Select all lines with the string "structured" in them, and copy those lines.

-- BEGIN Dataset content --

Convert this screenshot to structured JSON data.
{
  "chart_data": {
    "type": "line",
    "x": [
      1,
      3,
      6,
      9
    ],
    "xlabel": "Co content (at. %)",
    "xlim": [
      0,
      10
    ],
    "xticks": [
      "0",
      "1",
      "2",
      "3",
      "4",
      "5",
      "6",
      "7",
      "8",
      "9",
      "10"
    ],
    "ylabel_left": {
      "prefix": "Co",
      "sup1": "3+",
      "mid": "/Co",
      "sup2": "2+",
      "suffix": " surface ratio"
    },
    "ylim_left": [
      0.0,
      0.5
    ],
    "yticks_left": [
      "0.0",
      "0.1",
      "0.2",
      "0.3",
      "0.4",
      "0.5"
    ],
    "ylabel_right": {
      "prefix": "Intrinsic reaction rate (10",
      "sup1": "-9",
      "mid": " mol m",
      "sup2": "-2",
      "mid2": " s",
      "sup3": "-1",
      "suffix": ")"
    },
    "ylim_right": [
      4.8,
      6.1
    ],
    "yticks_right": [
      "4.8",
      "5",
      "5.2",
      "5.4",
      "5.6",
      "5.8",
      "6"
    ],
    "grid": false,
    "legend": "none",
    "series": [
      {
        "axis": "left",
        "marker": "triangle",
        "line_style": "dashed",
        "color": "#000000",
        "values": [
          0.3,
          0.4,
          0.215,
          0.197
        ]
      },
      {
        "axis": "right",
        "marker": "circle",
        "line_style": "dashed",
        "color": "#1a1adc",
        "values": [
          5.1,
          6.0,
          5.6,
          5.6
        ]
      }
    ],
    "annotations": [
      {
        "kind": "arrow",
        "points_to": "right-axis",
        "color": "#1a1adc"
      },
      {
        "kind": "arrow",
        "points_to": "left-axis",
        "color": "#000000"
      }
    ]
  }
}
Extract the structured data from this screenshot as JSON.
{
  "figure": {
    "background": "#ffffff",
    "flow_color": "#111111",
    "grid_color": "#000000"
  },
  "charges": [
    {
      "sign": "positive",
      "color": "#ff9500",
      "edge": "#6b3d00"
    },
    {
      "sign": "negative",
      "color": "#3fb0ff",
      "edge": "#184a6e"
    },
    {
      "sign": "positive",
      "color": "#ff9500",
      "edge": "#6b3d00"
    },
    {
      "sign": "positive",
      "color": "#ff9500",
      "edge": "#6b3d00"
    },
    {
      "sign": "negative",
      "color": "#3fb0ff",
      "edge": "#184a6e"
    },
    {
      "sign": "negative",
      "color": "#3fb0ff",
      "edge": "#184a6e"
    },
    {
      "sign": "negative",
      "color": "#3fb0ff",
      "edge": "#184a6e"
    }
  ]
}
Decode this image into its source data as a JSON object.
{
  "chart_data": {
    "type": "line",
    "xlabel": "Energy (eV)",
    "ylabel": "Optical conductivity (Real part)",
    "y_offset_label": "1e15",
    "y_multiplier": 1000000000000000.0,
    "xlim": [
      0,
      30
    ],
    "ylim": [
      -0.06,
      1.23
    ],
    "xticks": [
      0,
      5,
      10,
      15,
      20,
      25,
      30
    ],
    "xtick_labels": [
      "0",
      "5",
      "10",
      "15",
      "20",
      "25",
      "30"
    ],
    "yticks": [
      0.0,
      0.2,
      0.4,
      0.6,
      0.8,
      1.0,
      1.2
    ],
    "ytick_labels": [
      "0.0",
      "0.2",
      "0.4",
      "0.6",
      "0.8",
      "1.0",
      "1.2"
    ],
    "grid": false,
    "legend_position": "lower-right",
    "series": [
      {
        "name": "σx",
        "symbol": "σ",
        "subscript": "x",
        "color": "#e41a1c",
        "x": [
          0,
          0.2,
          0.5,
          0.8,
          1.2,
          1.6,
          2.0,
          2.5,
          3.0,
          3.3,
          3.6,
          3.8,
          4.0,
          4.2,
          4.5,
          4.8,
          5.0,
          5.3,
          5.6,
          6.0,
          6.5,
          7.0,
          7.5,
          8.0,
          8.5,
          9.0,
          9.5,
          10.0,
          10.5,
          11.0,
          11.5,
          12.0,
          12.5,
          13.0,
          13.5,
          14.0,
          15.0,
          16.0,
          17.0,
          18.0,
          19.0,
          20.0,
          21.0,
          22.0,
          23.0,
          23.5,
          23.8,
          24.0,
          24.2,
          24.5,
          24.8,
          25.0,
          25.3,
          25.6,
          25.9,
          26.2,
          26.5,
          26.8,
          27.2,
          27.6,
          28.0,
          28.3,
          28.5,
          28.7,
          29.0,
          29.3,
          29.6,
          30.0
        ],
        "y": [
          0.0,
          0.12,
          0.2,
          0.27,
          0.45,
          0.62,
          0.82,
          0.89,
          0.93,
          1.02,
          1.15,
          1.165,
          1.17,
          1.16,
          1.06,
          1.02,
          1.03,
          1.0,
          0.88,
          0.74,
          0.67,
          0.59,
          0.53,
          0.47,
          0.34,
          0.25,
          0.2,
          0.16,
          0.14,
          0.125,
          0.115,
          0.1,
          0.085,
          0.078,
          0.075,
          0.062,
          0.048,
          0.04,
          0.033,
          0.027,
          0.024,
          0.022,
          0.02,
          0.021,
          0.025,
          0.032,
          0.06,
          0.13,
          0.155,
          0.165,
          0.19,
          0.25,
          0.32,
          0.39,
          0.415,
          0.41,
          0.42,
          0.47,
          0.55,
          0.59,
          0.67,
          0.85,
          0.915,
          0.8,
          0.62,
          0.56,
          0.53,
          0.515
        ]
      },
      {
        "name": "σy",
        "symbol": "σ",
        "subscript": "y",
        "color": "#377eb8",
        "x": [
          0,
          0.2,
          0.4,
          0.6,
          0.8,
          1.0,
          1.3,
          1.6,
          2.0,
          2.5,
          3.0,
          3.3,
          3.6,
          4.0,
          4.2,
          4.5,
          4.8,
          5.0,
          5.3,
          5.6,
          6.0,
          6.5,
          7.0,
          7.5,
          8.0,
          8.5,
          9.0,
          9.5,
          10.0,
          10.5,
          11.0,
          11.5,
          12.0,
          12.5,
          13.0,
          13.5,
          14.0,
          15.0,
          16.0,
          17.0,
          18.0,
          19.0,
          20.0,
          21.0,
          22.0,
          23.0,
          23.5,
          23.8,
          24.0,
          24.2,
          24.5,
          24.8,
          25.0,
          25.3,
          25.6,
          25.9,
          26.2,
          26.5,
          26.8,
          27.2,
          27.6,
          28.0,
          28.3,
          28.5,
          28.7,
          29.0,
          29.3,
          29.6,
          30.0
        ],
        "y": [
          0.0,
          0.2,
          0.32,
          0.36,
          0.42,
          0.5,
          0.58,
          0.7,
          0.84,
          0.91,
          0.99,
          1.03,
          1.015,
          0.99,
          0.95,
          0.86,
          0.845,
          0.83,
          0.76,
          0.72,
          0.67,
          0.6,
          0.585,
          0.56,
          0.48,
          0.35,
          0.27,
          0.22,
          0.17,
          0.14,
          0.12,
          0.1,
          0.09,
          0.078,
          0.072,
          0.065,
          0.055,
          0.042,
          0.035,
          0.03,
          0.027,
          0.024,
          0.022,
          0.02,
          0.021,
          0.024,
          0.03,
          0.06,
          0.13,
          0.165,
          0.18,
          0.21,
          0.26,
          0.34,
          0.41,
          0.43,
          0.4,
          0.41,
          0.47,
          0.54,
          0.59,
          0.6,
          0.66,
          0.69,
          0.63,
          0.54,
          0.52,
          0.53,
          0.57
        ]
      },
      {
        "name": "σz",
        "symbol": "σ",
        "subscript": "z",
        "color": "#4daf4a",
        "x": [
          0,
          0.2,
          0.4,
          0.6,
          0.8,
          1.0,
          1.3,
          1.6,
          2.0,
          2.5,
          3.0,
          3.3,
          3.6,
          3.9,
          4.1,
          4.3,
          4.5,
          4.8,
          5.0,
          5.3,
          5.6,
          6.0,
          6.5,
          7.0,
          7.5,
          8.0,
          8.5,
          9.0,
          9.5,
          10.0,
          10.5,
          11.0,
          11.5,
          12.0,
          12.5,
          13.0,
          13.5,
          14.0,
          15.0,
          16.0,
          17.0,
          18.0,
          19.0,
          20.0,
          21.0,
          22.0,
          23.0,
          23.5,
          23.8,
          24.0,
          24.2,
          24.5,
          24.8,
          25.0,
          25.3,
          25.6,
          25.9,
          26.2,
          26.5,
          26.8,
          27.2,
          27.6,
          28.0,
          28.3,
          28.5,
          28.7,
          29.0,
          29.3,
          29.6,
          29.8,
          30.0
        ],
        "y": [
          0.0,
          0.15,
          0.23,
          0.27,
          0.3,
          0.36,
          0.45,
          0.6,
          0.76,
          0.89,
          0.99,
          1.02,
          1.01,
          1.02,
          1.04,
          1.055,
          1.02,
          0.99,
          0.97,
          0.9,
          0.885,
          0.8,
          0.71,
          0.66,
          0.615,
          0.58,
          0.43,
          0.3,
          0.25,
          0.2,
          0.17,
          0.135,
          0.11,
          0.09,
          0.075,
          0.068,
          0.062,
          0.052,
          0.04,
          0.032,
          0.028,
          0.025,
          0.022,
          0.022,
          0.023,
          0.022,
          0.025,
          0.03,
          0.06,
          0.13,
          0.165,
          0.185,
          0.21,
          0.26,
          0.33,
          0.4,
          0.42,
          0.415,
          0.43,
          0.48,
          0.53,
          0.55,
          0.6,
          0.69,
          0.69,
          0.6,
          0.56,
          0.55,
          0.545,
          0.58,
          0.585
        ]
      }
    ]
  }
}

-- END Dataset content --

> [Answer to the exercise]:
Convert this screenshot to structured JSON data.
Extract the structured data from this screenshot as JSON.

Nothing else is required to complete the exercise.